SET EXERCISE -> Check each line of the records below and collect those holding "Daily".

RECORDS PROVIDED ->

## start

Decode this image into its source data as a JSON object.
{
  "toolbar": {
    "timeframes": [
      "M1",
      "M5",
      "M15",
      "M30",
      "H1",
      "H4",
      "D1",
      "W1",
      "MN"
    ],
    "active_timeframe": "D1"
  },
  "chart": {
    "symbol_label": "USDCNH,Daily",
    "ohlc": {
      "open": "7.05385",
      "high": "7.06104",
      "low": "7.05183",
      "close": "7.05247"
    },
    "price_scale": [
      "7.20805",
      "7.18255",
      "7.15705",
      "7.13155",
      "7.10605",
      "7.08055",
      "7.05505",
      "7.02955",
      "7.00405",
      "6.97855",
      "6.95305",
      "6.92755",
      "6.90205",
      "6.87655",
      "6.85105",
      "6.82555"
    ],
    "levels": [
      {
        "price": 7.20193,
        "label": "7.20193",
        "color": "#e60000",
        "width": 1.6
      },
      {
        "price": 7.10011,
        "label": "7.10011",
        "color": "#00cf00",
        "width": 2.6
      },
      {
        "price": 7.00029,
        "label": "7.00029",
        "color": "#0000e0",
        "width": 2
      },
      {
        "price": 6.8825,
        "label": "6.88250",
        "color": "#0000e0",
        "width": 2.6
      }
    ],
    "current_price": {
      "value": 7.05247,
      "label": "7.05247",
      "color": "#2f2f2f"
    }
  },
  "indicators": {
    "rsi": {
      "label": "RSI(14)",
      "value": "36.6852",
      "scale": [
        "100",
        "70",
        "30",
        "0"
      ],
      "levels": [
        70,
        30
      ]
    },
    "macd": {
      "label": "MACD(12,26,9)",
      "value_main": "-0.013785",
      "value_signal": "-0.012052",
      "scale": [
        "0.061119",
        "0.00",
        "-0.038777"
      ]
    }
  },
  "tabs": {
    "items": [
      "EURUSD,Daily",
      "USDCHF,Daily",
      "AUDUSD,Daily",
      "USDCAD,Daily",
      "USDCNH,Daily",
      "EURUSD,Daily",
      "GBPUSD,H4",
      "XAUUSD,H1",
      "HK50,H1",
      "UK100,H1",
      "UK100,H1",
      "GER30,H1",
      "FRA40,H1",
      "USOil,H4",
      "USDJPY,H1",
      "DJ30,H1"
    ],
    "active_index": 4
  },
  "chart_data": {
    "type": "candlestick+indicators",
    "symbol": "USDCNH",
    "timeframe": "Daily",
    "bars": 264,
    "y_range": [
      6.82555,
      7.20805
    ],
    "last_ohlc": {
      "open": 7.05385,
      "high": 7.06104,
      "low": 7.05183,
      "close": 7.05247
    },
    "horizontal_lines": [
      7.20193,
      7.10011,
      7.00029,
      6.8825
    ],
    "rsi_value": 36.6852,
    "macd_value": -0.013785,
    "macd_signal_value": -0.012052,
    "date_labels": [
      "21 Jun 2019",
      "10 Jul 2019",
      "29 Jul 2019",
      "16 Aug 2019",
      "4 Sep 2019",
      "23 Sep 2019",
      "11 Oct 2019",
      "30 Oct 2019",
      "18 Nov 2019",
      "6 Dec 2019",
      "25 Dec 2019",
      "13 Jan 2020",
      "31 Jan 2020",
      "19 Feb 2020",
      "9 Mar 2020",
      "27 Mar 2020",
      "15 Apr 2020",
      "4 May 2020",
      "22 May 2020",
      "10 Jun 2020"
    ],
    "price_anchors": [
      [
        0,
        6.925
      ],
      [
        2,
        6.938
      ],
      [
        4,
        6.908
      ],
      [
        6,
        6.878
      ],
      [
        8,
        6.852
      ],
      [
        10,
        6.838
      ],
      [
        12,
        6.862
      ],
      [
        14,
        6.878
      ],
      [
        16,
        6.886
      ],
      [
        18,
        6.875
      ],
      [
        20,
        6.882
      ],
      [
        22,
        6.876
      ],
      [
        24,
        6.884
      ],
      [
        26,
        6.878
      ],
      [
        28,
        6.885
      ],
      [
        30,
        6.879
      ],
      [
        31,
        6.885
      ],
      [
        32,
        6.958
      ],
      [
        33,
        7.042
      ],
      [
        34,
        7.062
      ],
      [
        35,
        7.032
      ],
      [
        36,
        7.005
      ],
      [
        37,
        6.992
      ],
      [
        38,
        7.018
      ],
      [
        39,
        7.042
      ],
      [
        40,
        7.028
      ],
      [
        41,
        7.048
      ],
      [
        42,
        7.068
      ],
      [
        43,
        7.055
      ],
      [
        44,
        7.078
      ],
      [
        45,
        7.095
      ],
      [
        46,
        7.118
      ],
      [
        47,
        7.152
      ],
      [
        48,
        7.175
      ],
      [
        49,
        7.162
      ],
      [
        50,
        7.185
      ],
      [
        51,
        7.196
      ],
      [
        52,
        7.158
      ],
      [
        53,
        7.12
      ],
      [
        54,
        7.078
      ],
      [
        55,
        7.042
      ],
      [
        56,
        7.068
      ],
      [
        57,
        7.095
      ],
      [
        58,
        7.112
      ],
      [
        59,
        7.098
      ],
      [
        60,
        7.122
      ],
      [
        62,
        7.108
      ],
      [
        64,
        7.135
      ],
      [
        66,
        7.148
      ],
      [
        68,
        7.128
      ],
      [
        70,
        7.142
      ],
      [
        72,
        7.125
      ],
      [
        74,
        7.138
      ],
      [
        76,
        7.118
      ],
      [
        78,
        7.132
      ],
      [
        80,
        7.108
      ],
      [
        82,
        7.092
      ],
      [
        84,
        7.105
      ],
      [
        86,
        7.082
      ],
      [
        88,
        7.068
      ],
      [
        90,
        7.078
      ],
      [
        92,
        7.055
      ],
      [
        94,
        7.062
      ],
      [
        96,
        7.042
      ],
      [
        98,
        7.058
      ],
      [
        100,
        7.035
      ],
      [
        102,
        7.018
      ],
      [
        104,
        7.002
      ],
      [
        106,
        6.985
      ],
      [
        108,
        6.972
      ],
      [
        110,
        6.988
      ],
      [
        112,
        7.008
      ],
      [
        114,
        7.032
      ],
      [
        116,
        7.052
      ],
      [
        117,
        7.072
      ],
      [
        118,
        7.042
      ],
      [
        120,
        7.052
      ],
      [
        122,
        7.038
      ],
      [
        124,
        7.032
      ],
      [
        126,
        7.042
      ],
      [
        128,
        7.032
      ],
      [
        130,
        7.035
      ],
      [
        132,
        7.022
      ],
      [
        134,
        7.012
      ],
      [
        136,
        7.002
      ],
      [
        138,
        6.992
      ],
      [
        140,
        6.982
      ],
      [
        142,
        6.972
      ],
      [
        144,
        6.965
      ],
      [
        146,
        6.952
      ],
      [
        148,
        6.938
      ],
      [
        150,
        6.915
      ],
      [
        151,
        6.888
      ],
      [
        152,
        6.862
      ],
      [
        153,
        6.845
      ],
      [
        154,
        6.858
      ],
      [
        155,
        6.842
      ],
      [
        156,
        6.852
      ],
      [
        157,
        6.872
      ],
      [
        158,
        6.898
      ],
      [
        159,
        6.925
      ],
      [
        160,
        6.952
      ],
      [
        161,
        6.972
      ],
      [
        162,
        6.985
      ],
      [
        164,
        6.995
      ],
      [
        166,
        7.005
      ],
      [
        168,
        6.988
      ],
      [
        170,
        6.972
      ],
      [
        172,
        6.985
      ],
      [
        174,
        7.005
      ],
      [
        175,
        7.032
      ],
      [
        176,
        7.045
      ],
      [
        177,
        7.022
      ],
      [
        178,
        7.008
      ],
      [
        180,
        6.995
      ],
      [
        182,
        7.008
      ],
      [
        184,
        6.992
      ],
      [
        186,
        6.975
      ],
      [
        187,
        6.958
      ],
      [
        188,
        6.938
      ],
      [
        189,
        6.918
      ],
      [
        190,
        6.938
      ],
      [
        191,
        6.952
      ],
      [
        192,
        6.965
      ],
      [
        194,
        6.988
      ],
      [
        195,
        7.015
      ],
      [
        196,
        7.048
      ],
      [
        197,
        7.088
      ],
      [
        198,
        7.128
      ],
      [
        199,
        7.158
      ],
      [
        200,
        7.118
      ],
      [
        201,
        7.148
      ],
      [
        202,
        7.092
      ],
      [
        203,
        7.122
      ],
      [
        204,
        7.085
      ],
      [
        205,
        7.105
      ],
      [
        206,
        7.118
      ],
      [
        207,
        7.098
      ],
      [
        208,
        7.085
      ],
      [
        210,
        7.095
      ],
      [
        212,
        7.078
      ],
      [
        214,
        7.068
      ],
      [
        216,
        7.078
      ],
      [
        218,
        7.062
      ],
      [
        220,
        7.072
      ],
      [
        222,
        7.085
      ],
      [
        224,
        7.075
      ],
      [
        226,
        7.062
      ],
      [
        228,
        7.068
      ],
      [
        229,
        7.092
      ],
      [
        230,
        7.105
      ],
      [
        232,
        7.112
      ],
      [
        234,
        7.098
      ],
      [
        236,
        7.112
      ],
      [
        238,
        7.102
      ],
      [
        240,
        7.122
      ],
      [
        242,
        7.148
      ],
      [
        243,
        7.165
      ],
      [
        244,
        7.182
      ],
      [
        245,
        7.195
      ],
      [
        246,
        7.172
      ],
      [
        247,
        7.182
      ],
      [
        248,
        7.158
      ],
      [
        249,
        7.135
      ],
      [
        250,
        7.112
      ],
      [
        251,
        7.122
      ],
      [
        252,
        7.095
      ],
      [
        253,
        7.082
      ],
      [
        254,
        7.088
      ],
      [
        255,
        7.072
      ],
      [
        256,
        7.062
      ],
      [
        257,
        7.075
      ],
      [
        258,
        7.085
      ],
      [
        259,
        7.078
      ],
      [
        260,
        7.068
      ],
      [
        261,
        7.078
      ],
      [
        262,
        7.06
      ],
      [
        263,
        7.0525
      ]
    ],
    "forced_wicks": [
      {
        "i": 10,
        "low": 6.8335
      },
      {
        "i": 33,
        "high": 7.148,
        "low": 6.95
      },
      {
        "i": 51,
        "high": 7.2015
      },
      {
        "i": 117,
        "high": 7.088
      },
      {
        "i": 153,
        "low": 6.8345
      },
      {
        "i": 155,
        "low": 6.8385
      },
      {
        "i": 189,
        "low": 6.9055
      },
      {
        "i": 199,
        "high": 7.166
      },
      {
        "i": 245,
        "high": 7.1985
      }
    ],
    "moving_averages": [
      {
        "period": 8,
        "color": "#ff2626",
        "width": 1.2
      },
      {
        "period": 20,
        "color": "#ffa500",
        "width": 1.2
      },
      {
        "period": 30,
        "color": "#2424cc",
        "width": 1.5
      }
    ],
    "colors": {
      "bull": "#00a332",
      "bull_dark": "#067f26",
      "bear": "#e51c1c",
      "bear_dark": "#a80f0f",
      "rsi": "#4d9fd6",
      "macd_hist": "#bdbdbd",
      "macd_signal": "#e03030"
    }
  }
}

## end

WRITTEN SOLUTION ->
    "symbol_label": "USDCNH,Daily",
      "EURUSD,Daily",
      "USDCHF,Daily",
      "AUDUSD,Daily",
      "USDCAD,Daily",
      "USDCNH,Daily",
      "EURUSD,Daily",
    "timeframe": "Daily",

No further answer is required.